[A run of records]
▼

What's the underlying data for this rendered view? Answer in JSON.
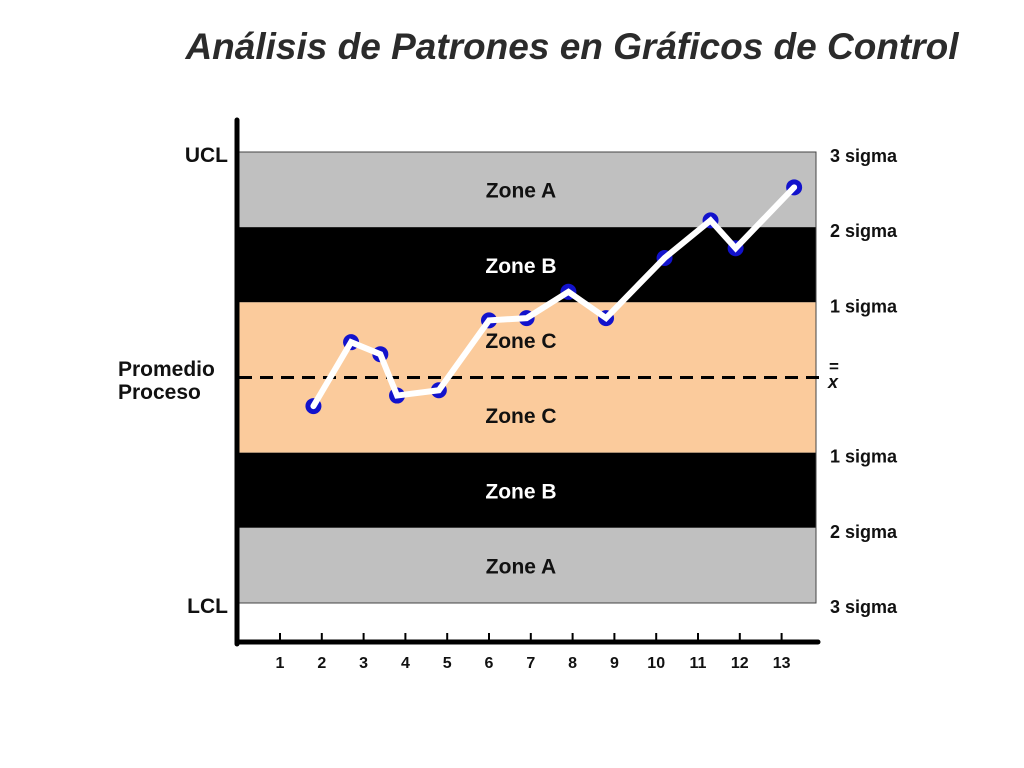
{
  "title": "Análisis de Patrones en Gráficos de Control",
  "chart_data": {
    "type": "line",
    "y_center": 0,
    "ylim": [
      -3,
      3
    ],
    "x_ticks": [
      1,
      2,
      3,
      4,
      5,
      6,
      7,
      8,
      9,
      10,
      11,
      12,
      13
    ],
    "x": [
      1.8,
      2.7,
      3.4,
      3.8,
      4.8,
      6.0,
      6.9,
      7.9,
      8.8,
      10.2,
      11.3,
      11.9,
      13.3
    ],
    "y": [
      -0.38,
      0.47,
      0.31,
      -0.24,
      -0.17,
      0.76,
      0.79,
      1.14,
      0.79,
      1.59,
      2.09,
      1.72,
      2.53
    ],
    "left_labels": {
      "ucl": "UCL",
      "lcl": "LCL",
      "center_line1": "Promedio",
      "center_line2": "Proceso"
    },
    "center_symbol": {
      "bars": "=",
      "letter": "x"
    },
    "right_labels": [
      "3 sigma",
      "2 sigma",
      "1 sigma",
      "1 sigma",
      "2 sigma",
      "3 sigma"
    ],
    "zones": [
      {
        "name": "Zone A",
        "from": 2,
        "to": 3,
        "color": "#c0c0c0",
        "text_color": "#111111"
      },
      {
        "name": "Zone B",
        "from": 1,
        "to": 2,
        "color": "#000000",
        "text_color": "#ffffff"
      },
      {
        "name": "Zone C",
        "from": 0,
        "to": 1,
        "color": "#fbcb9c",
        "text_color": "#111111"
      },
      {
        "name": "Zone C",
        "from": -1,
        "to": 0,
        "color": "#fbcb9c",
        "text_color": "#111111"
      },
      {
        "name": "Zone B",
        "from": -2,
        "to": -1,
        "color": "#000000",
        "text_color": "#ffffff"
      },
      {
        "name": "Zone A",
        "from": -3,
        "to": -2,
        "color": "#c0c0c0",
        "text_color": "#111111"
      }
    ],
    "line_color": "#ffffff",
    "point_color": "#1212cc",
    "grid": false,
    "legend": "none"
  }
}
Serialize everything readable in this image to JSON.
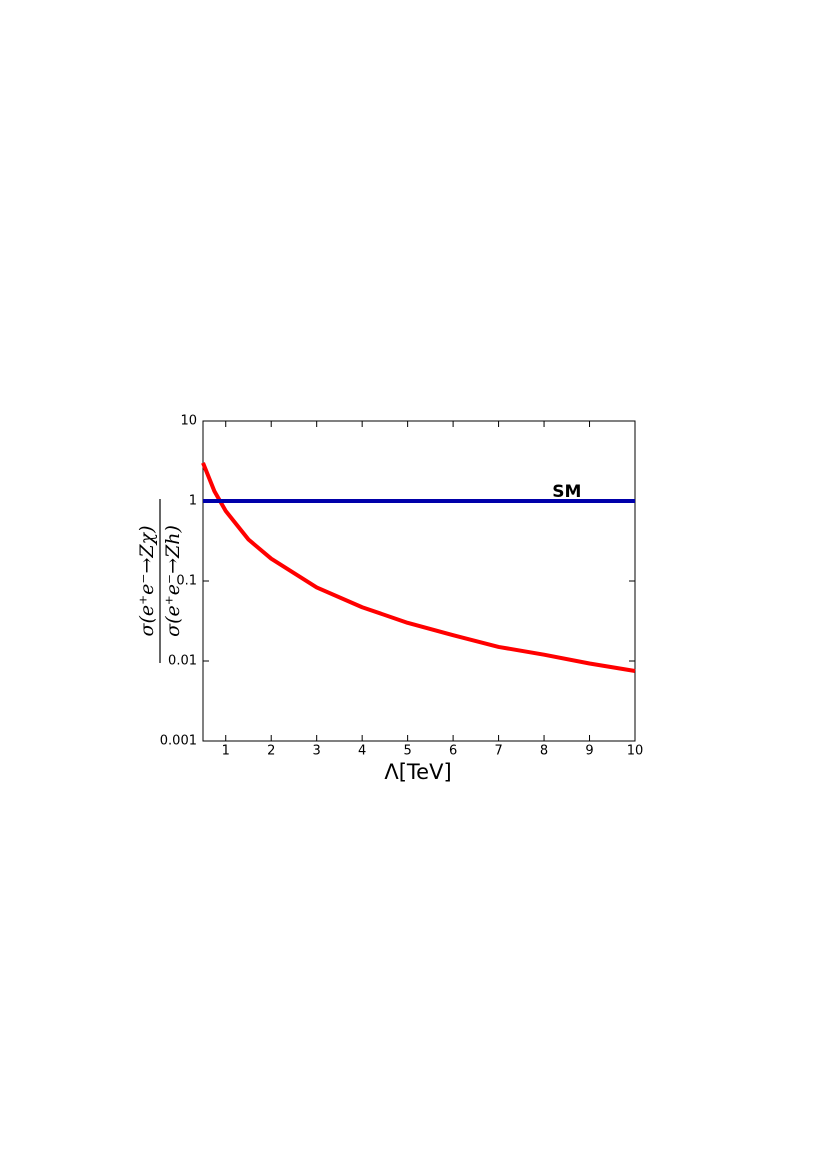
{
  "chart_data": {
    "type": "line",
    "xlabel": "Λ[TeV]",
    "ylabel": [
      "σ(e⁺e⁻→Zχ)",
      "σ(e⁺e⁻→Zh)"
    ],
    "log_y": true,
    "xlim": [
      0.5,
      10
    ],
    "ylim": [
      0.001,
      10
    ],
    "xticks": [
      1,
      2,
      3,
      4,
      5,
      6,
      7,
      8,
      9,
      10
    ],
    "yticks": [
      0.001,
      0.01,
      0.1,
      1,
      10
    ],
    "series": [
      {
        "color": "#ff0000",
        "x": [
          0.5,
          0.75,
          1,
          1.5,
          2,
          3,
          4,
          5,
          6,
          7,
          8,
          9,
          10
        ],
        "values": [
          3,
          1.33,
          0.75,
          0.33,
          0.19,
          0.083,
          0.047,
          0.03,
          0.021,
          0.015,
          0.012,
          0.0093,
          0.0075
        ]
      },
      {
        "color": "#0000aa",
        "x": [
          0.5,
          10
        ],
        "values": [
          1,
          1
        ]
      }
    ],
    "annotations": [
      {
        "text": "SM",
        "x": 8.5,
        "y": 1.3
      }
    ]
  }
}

▲

◆ **DO THIS**
In the listing, find all lines with the string "JSON" and copy them.

◆ **EXERCISE ANSWER**
What's the underlying data for this rendered view? Answer in JSON.
Serialize everything readable in this image to JSON.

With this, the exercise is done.